→ Work to be completed
Please write out each entry that follows, keeping it exactly the same.

____

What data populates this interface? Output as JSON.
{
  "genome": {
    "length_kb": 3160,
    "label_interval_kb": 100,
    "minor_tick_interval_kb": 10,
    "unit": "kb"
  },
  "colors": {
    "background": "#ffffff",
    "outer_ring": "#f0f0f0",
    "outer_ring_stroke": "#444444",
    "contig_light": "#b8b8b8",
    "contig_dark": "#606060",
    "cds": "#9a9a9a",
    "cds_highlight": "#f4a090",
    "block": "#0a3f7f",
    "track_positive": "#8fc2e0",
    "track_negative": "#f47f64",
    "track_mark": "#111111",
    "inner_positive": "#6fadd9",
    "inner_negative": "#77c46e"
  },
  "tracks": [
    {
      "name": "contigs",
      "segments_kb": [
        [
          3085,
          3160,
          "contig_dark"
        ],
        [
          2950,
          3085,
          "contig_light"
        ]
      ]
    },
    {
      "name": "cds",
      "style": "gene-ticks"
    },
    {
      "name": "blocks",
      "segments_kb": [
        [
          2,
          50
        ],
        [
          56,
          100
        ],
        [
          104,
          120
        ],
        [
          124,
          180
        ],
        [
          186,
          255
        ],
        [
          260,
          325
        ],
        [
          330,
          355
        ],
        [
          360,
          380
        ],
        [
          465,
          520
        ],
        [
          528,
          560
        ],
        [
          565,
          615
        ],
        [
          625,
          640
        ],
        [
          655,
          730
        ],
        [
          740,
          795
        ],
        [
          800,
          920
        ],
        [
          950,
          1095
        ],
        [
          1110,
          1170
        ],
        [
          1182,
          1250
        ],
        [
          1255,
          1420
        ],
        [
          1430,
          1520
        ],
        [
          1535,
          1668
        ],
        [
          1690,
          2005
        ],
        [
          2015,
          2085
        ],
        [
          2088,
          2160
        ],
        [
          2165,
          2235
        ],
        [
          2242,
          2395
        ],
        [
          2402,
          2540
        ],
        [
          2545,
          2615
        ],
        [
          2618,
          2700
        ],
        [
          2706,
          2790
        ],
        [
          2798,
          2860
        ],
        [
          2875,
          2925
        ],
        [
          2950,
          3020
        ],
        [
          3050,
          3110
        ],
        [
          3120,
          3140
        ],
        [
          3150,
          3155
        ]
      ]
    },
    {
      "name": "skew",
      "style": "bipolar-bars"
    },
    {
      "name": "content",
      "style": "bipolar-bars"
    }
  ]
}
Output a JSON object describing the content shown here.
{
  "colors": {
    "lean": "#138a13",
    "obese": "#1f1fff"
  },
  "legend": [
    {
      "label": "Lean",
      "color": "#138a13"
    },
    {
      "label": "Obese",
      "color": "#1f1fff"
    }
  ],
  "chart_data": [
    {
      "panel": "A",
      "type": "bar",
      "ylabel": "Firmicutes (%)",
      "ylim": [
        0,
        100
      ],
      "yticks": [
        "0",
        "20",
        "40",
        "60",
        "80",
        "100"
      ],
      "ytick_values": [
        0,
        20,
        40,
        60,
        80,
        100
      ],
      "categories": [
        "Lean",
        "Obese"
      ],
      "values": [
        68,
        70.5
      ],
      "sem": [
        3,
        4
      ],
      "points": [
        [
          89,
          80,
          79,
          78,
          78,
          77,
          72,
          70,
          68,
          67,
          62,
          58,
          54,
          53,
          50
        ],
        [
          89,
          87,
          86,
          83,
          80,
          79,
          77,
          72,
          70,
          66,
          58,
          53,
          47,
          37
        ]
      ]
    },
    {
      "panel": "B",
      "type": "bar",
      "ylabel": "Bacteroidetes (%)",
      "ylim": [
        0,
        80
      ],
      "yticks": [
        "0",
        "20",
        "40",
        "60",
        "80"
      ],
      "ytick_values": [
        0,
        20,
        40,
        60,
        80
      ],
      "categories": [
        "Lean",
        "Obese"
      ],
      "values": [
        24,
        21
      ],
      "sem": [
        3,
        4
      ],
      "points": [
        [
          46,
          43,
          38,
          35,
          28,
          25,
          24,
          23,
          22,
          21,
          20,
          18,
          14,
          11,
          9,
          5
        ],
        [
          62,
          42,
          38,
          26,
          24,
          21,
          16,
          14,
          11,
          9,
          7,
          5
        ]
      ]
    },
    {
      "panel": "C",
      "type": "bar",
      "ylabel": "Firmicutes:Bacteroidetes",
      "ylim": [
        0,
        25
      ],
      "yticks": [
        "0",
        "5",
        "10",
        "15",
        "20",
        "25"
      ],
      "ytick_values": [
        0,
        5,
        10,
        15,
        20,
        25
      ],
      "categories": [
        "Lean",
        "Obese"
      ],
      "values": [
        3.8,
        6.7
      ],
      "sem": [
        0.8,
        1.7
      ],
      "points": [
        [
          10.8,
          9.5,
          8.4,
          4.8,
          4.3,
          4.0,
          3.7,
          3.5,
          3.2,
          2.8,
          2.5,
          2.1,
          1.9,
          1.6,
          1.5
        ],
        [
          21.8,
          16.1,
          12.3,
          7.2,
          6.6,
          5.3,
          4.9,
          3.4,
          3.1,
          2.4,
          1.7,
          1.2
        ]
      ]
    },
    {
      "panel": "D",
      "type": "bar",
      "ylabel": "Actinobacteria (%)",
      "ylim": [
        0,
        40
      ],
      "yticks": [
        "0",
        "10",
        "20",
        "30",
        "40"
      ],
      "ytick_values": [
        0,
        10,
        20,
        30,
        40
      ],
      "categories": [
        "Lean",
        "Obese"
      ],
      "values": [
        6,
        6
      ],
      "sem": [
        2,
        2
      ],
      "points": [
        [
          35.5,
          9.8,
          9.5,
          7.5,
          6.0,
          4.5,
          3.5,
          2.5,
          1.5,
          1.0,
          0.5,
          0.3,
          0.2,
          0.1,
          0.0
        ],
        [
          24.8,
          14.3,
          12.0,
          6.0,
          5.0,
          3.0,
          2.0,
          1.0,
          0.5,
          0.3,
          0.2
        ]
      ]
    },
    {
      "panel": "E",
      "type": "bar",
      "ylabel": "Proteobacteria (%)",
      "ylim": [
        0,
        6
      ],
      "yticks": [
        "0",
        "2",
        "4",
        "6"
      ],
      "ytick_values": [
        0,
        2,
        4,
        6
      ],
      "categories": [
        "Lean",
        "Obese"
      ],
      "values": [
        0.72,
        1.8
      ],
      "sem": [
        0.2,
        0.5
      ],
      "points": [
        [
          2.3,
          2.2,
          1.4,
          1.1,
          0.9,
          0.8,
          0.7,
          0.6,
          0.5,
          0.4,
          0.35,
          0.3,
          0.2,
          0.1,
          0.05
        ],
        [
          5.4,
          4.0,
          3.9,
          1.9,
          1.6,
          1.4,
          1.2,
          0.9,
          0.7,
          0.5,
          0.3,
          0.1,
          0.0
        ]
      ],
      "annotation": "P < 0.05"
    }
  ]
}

____

→ Response
What data populates this interface? Output as JSON.
{
  "genome": {
    "length_kb": 3160,
    "label_interval_kb": 100,
    "minor_tick_interval_kb": 10,
    "unit": "kb"
  },
  "colors": {
    "background": "#ffffff",
    "outer_ring": "#f0f0f0",
    "outer_ring_stroke": "#444444",
    "contig_light": "#b8b8b8",
    "contig_dark": "#606060",
    "cds": "#9a9a9a",
    "cds_highlight": "#f4a090",
    "block": "#0a3f7f",
    "track_positive": "#8fc2e0",
    "track_negative": "#f47f64",
    "track_mark": "#111111",
    "inner_positive": "#6fadd9",
    "inner_negative": "#77c46e"
  },
  "tracks": [
    {
      "name": "contigs",
      "segments_kb": [
        [
          3085,
          3160,
          "contig_dark"
        ],
        [
          2950,
          3085,
          "contig_light"
        ]
      ]
    },
    {
      "name": "cds",
      "style": "gene-ticks"
    },
    {
      "name": "blocks",
      "segments_kb": [
        [
          2,
          50
        ],
        [
          56,
          100
        ],
        [
          104,
          120
        ],
        [
          124,
          180
        ],
        [
          186,
          255
        ],
        [
          260,
          325
        ],
        [
          330,
          355
        ],
        [
          360,
          380
        ],
        [
          465,
          520
        ],
        [
          528,
          560
        ],
        [
          565,
          615
        ],
        [
          625,
          640
        ],
        [
          655,
          730
        ],
        [
          740,
          795
        ],
        [
          800,
          920
        ],
        [
          950,
          1095
        ],
        [
          1110,
          1170
        ],
        [
          1182,
          1250
        ],
        [
          1255,
          1420
        ],
        [
          1430,
          1520
        ],
        [
          1535,
          1668
        ],
        [
          1690,
          2005
        ],
        [
          2015,
          2085
        ],
        [
          2088,
          2160
        ],
        [
          2165,
          2235
        ],
        [
          2242,
          2395
        ],
        [
          2402,
          2540
        ],
        [
          2545,
          2615
        ],
        [
          2618,
          2700
        ],
        [
          2706,
          2790
        ],
        [
          2798,
          2860
        ],
        [
          2875,
          2925
        ],
        [
          2950,
          3020
        ],
        [
          3050,
          3110
        ],
        [
          3120,
          3140
        ],
        [
          3150,
          3155
        ]
      ]
    },
    {
      "name": "skew",
      "style": "bipolar-bars"
    },
    {
      "name": "content",
      "style": "bipolar-bars"
    }
  ]
}
Output a JSON object describing the content shown here.
{
  "colors": {
    "lean": "#138a13",
    "obese": "#1f1fff"
  },
  "legend": [
    {
      "label": "Lean",
      "color": "#138a13"
    },
    {
      "label": "Obese",
      "color": "#1f1fff"
    }
  ],
  "chart_data": [
    {
      "panel": "A",
      "type": "bar",
      "ylabel": "Firmicutes (%)",
      "ylim": [
        0,
        100
      ],
      "yticks": [
        "0",
        "20",
        "40",
        "60",
        "80",
        "100"
      ],
      "ytick_values": [
        0,
        20,
        40,
        60,
        80,
        100
      ],
      "categories": [
        "Lean",
        "Obese"
      ],
      "values": [
        68,
        70.5
      ],
      "sem": [
        3,
        4
      ],
      "points": [
        [
          89,
          80,
          79,
          78,
          78,
          77,
          72,
          70,
          68,
          67,
          62,
          58,
          54,
          53,
          50
        ],
        [
          89,
          87,
          86,
          83,
          80,
          79,
          77,
          72,
          70,
          66,
          58,
          53,
          47,
          37
        ]
      ]
    },
    {
      "panel": "B",
      "type": "bar",
      "ylabel": "Bacteroidetes (%)",
      "ylim": [
        0,
        80
      ],
      "yticks": [
        "0",
        "20",
        "40",
        "60",
        "80"
      ],
      "ytick_values": [
        0,
        20,
        40,
        60,
        80
      ],
      "categories": [
        "Lean",
        "Obese"
      ],
      "values": [
        24,
        21
      ],
      "sem": [
        3,
        4
      ],
      "points": [
        [
          46,
          43,
          38,
          35,
          28,
          25,
          24,
          23,
          22,
          21,
          20,
          18,
          14,
          11,
          9,
          5
        ],
        [
          62,
          42,
          38,
          26,
          24,
          21,
          16,
          14,
          11,
          9,
          7,
          5
        ]
      ]
    },
    {
      "panel": "C",
      "type": "bar",
      "ylabel": "Firmicutes:Bacteroidetes",
      "ylim": [
        0,
        25
      ],
      "yticks": [
        "0",
        "5",
        "10",
        "15",
        "20",
        "25"
      ],
      "ytick_values": [
        0,
        5,
        10,
        15,
        20,
        25
      ],
      "categories": [
        "Lean",
        "Obese"
      ],
      "values": [
        3.8,
        6.7
      ],
      "sem": [
        0.8,
        1.7
      ],
      "points": [
        [
          10.8,
          9.5,
          8.4,
          4.8,
          4.3,
          4.0,
          3.7,
          3.5,
          3.2,
          2.8,
          2.5,
          2.1,
          1.9,
          1.6,
          1.5
        ],
        [
          21.8,
          16.1,
          12.3,
          7.2,
          6.6,
          5.3,
          4.9,
          3.4,
          3.1,
          2.4,
          1.7,
          1.2
        ]
      ]
    },
    {
      "panel": "D",
      "type": "bar",
      "ylabel": "Actinobacteria (%)",
      "ylim": [
        0,
        40
      ],
      "yticks": [
        "0",
        "10",
        "20",
        "30",
        "40"
      ],
      "ytick_values": [
        0,
        10,
        20,
        30,
        40
      ],
      "categories": [
        "Lean",
        "Obese"
      ],
      "values": [
        6,
        6
      ],
      "sem": [
        2,
        2
      ],
      "points": [
        [
          35.5,
          9.8,
          9.5,
          7.5,
          6.0,
          4.5,
          3.5,
          2.5,
          1.5,
          1.0,
          0.5,
          0.3,
          0.2,
          0.1,
          0.0
        ],
        [
          24.8,
          14.3,
          12.0,
          6.0,
          5.0,
          3.0,
          2.0,
          1.0,
          0.5,
          0.3,
          0.2
        ]
      ]
    },
    {
      "panel": "E",
      "type": "bar",
      "ylabel": "Proteobacteria (%)",
      "ylim": [
        0,
        6
      ],
      "yticks": [
        "0",
        "2",
        "4",
        "6"
      ],
      "ytick_values": [
        0,
        2,
        4,
        6
      ],
      "categories": [
        "Lean",
        "Obese"
      ],
      "values": [
        0.72,
        1.8
      ],
      "sem": [
        0.2,
        0.5
      ],
      "points": [
        [
          2.3,
          2.2,
          1.4,
          1.1,
          0.9,
          0.8,
          0.7,
          0.6,
          0.5,
          0.4,
          0.35,
          0.3,
          0.2,
          0.1,
          0.05
        ],
        [
          5.4,
          4.0,
          3.9,
          1.9,
          1.6,
          1.4,
          1.2,
          0.9,
          0.7,
          0.5,
          0.3,
          0.1,
          0.0
        ]
      ],
      "annotation": "P < 0.05"
    }
  ]
}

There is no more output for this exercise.